> **PAGE EXTRACT**
* * * * * * * * *
We have examined originals or copies, certified or otherwise
identified to our satisfaction, of such documents, corporate records,
certificates and other instruments, and have conducted such other
investigations of fact and law, as we have deemed necessary or advisable for
the purposes of this opinion.
On the basis of the foregoing, we are of the opinion that the
Shares have been duly authorized and are validly issued, fully paid and
non-assessable.
We are members of the Bar of the State of New York and the
foregoing opinion is limited to the laws of the State of New York, the federal
laws of the United States of America and the General Corporation Law of the
State of Delaware.
We hereby consent to the filing of this opinion as an exhibit
to the Registration Statement. In addition, we consent to the reference to us
under the caption "Validity of Common Stock" in the Prospectus constituting a
part of the Registration Statement.
* * * * * * * * *
> **ENTRIES SHOWN**
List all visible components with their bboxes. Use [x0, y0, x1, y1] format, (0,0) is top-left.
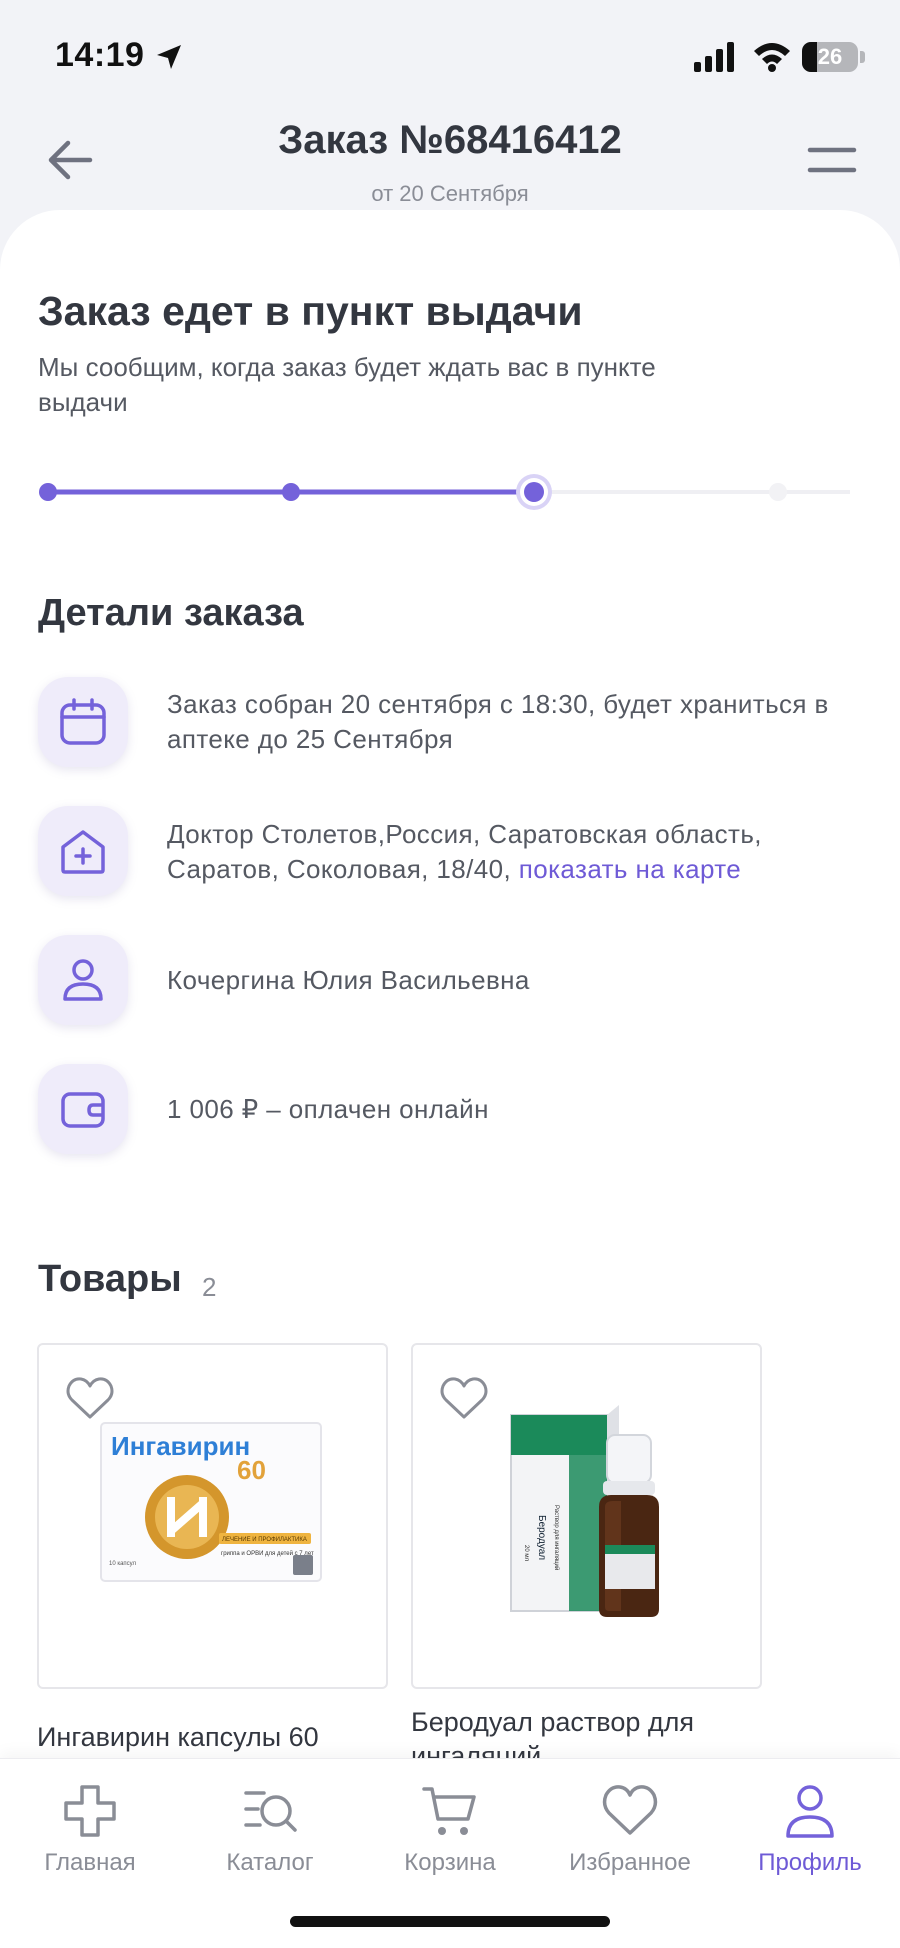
nav-item-home[interactable]: Главная [0, 1759, 180, 1879]
home-indicator [290, 1916, 610, 1927]
pharmacy-address: Доктор Столетов,Россия, Саратовская обла… [167, 817, 867, 887]
product-card-ingavirin[interactable]: Ингавирин 60 ЛЕЧЕНИЕ И ПРОФИЛАКТИКА грип… [37, 1343, 388, 1689]
package-pack-text: 10 капсул [109, 1561, 137, 1567]
package-dose-text: 60 [237, 1455, 266, 1485]
product-name-berodual[interactable]: Беродуал раствор для ингаляций [411, 1705, 771, 1758]
recipient-name: Кочергина Юлия Васильевна [167, 965, 530, 995]
payment-info: 1 006 ₽ – оплачен онлайн [167, 1094, 489, 1124]
battery-tip [860, 51, 865, 63]
order-status-description: Мы сообщим, когда заказ будет ждать вас … [38, 352, 656, 417]
battery-icon: 26 [802, 42, 858, 72]
product-card-berodual[interactable]: Беродуал Раствор для ингаляций 20 мл [411, 1343, 762, 1689]
nav-item-favorites[interactable]: Избранное [540, 1759, 720, 1879]
show-on-map-link[interactable]: показать на карте [519, 854, 741, 884]
order-progress-tracker [39, 474, 850, 510]
nav-label-home: Главная [44, 1849, 136, 1876]
user-icon [38, 935, 128, 1025]
menu-icon[interactable] [804, 138, 860, 182]
nav-label-profile: Профиль [758, 1849, 862, 1876]
cart-icon [422, 1787, 476, 1835]
calendar-icon [38, 677, 128, 767]
cellular-signal-icon [694, 42, 734, 72]
favorite-heart-icon[interactable] [65, 1375, 115, 1421]
order-status-heading: Заказ едет в пункт выдачи [38, 288, 583, 334]
wifi-icon [754, 43, 790, 72]
battery-percent: 26 [817, 44, 843, 69]
order-date: от 20 Сентября [371, 181, 529, 206]
package-sub-text: Раствор для ингаляций [553, 1505, 560, 1570]
profile-icon [786, 1785, 834, 1838]
favorite-heart-icon[interactable] [439, 1375, 489, 1421]
package-brand-text: Беродуал [536, 1515, 547, 1560]
goods-heading: Товары [38, 1258, 182, 1300]
nav-item-catalog[interactable]: Каталог [180, 1759, 360, 1879]
screen: 14:19 26 Заказ №68416412 от 20 Сентября … [0, 0, 900, 1948]
goods-count: 2 [202, 1272, 217, 1302]
package-volume-text: 20 мл [523, 1545, 529, 1561]
product-name-ingavirin[interactable]: Ингавирин капсулы 60 [37, 1720, 397, 1754]
progress-step-1 [39, 483, 57, 501]
nav-label-catalog: Каталог [226, 1849, 314, 1876]
nav-item-cart[interactable]: Корзина [360, 1759, 540, 1879]
nav-item-profile[interactable]: Профиль [720, 1759, 900, 1879]
location-arrow-icon [157, 45, 181, 69]
page-title: Заказ №68416412 [278, 118, 622, 162]
status-time: 14:19 [55, 36, 145, 74]
details-heading: Детали заказа [38, 592, 304, 634]
status-bar: 14:19 26 [0, 0, 900, 110]
nav-label-favorites: Избранное [569, 1849, 691, 1876]
progress-step-3 [524, 482, 544, 502]
progress-step-2 [282, 483, 300, 501]
package-strip-text: ЛЕЧЕНИЕ И ПРОФИЛАКТИКА [222, 1537, 307, 1543]
package-brand-text: Ингавирин [111, 1431, 250, 1461]
order-pickup-info: Заказ собран 20 сентября с 18:30, будет … [167, 689, 829, 754]
wallet-icon [38, 1064, 128, 1154]
heart-icon [602, 1785, 658, 1835]
home-cross-icon [64, 1785, 116, 1837]
ingavirin-package-image: Ингавирин 60 ЛЕЧЕНИЕ И ПРОФИЛАКТИКА грип… [100, 1422, 322, 1582]
progress-step-4 [769, 483, 787, 501]
nav-label-cart: Корзина [404, 1849, 496, 1876]
berodual-package-image: Беродуал Раствор для ингаляций 20 мл [510, 1405, 659, 1617]
pharmacy-icon [38, 806, 128, 896]
catalog-search-icon [244, 1791, 297, 1832]
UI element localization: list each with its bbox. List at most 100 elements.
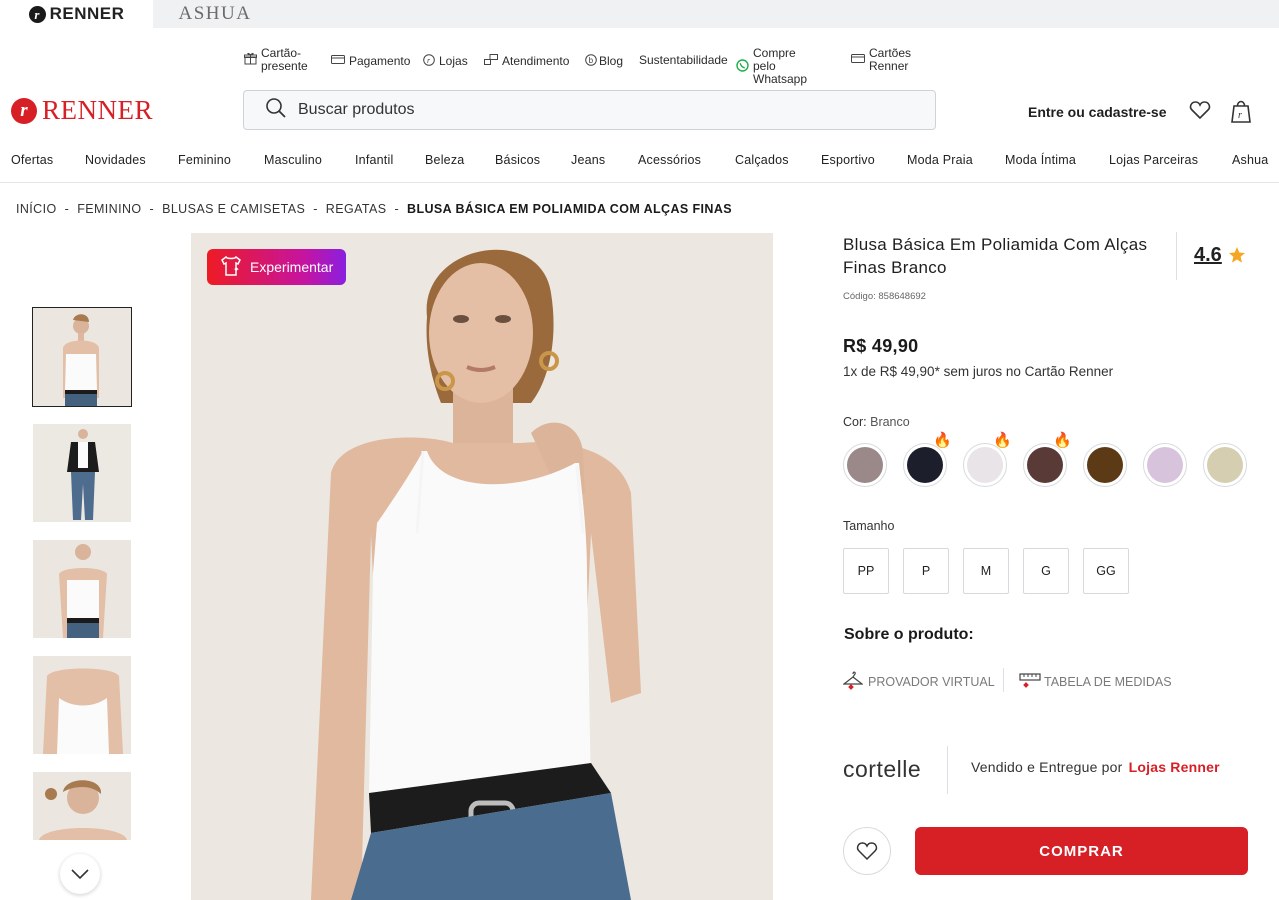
product-main-image[interactable]	[191, 233, 773, 900]
breadcrumb: INÍCIO - FEMININO - BLUSAS E CAMISETAS -…	[16, 202, 732, 216]
breadcrumb-item[interactable]: FEMININO	[77, 202, 141, 216]
color-swatch[interactable]	[843, 443, 887, 487]
installments-text: 1x de R$ 49,90* sem juros no Cartão Renn…	[843, 364, 1114, 379]
utility-label: Cartões Renner	[869, 46, 912, 73]
renner-logo[interactable]: r RENNER	[11, 95, 153, 126]
swatch-color	[1147, 447, 1183, 483]
nav-item-ashua[interactable]: Ashua	[1232, 153, 1268, 167]
color-swatch[interactable]	[1143, 443, 1187, 487]
chevron-down-icon	[71, 869, 89, 879]
nav-item-esportivo[interactable]: Esportivo	[821, 153, 875, 167]
breadcrumb-item[interactable]: BLUSAS E CAMISETAS	[162, 202, 305, 216]
color-swatch[interactable]	[1203, 443, 1247, 487]
about-product-heading: Sobre o produto:	[844, 626, 974, 643]
utility-blog[interactable]: b Blog	[585, 54, 623, 69]
search-input[interactable]	[298, 101, 898, 119]
nav-item-lojas-parceiras[interactable]: Lojas Parceiras	[1109, 153, 1198, 167]
search-bar[interactable]	[243, 90, 936, 130]
nav-item-infantil[interactable]: Infantil	[355, 153, 393, 167]
nav-item-basicos[interactable]: Básicos	[495, 153, 540, 167]
seller-info: Vendido e Entregue por Lojas Renner	[971, 759, 1220, 775]
try-on-button[interactable]: ✦ Experimentar	[207, 249, 346, 285]
product-thumbnail[interactable]	[33, 772, 131, 840]
hanger-icon	[842, 670, 864, 693]
utility-payment[interactable]: Pagamento	[331, 54, 410, 68]
seller-divider	[947, 746, 948, 794]
swatch-color	[907, 447, 943, 483]
renner-logo-icon: r	[28, 5, 46, 23]
color-swatch[interactable]	[1083, 443, 1127, 487]
utility-renner-cards[interactable]: Cartões Renner	[851, 47, 911, 73]
breadcrumb-item[interactable]: INÍCIO	[16, 202, 57, 216]
breadcrumb-item[interactable]: REGATAS	[326, 202, 387, 216]
svg-text:r: r	[427, 56, 431, 65]
breadcrumb-separator: -	[394, 202, 400, 216]
color-swatch[interactable]: 🔥	[903, 433, 952, 487]
utility-label: Blog	[599, 54, 624, 68]
selected-color: Branco	[870, 415, 910, 429]
brand-bar: r RENNER ASHUA	[0, 0, 1279, 28]
product-thumbnail[interactable]	[33, 540, 131, 638]
size-option-m[interactable]: M	[963, 548, 1009, 594]
product-thumbnail[interactable]	[33, 424, 131, 522]
utility-stores[interactable]: r Lojas	[423, 54, 468, 69]
nav-item-ofertas[interactable]: Ofertas	[11, 153, 53, 167]
product-thumbnail[interactable]	[33, 656, 131, 754]
size-option-p[interactable]: P	[903, 548, 949, 594]
gift-icon	[244, 52, 257, 68]
brand-tab-ashua[interactable]: ASHUA	[153, 0, 277, 28]
logo-wordmark: RENNER	[42, 95, 153, 125]
utility-whatsapp[interactable]: Compre pelo Whatsapp	[736, 47, 807, 86]
product-thumbnail[interactable]	[32, 307, 132, 407]
utility-gift-card[interactable]: Cartão- presente	[244, 47, 308, 73]
seller-name[interactable]: Lojas Renner	[1129, 759, 1220, 775]
size-chart-label: TABELA DE MEDIDAS	[1044, 674, 1172, 689]
nav-item-masculino[interactable]: Masculino	[264, 153, 322, 167]
breadcrumb-separator: -	[149, 202, 155, 216]
size-option-g[interactable]: G	[1023, 548, 1069, 594]
add-to-wishlist-button[interactable]	[843, 827, 891, 875]
product-rating[interactable]: 4.6	[1194, 244, 1222, 267]
star-icon	[1228, 246, 1246, 269]
utility-sustainability[interactable]: Sustentabilidade	[639, 54, 728, 67]
nav-item-calcados[interactable]: Calçados	[735, 153, 789, 167]
utility-support[interactable]: Atendimento	[484, 54, 569, 69]
size-label: Tamanho	[843, 519, 895, 533]
cart-bag-icon[interactable]: r	[1229, 98, 1255, 124]
size-option-gg[interactable]: GG	[1083, 548, 1129, 594]
rating-divider	[1176, 232, 1177, 280]
swatch-color	[1087, 447, 1123, 483]
store-icon: r	[423, 54, 435, 69]
wishlist-icon[interactable]	[1188, 98, 1214, 124]
virtual-fitting-link[interactable]: PROVADOR VIRTUAL	[842, 670, 995, 693]
login-link[interactable]: Entre ou cadastre-se	[1028, 104, 1167, 120]
product-title: Blusa Básica Em Poliamida Com Alças Fina…	[843, 235, 1148, 277]
whatsapp-icon	[736, 58, 749, 75]
nav-item-novidades[interactable]: Novidades	[85, 153, 146, 167]
utility-label: Atendimento	[502, 54, 570, 68]
breadcrumb-current: BLUSA BÁSICA EM POLIAMIDA COM ALÇAS FINA…	[407, 202, 733, 216]
search-icon[interactable]	[264, 96, 288, 125]
fire-icon: 🔥	[993, 432, 1012, 449]
size-option-pp[interactable]: PP	[843, 548, 889, 594]
swatch-color	[847, 447, 883, 483]
product-brand-logo[interactable]: cortelle	[843, 756, 921, 783]
nav-item-acessorios[interactable]: Acessórios	[638, 153, 701, 167]
swatch-color	[967, 447, 1003, 483]
nav-item-jeans[interactable]: Jeans	[571, 153, 605, 167]
color-swatch[interactable]: 🔥	[1023, 433, 1072, 487]
thumbnails-scroll-down-button[interactable]	[60, 854, 100, 894]
buy-button[interactable]: COMPRAR	[915, 827, 1248, 875]
swatch-color	[1207, 447, 1243, 483]
size-chart-link[interactable]: TABELA DE MEDIDAS	[1019, 670, 1172, 693]
nav-item-feminino[interactable]: Feminino	[178, 153, 231, 167]
utility-label: Pagamento	[349, 53, 411, 68]
nav-item-moda-praia[interactable]: Moda Praia	[907, 153, 973, 167]
color-swatch-selected[interactable]: 🔥	[963, 433, 1012, 487]
nav-item-moda-intima[interactable]: Moda Íntima	[1005, 153, 1076, 167]
brand-tab-renner[interactable]: r RENNER	[0, 0, 153, 28]
fire-icon: 🔥	[1053, 432, 1072, 449]
tshirt-sparkle-icon: ✦	[219, 255, 243, 280]
nav-item-beleza[interactable]: Beleza	[425, 153, 464, 167]
payment-icon	[331, 54, 345, 68]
* * * * * * * * *
> **PROBLEMS AND TASKS**
1 – In the legal opinion on the Shares, list every term used to state the opinion's conclusion about the Shares.
2 – Write the next part of the legal opinion on the Shares, starting after its final sentence.

> **EXPECTED ANSWERS**
1 –
- duly authorized
- validly issued
- fully paid
- non-assessable

2 –
Very truly yours,
/s/ DAVIS POLK & WARDWELL
-------------------------
EXHIBIT 23.1
[KPMG Peat Marwick Letterhead LLP]
CONSENT OF INDEPENDENT ACCOUNTANTS
Board of Directors
CVS Corporation
We hereby consent to the use of our audit reports dated
February 9, 1998 on the consolidated financial statements of CVS Corporation
and subsidiaries as of December 31, 1997 and 1996, and for each of the years
in the three-year period then ended, such reports appearing and incorporated
by reference in the Annual Report on Form 10-K of CVS Corporation for the year
ended December 31, 1997, incorporated by reference in this Registration
Statement on Form S-3MEF.
We consent to the reference to our firm under the headings
"Selected Historical Consolidated Financial and Operating Data" and "Experts"
in this Registration Statement on Form S-3MEF.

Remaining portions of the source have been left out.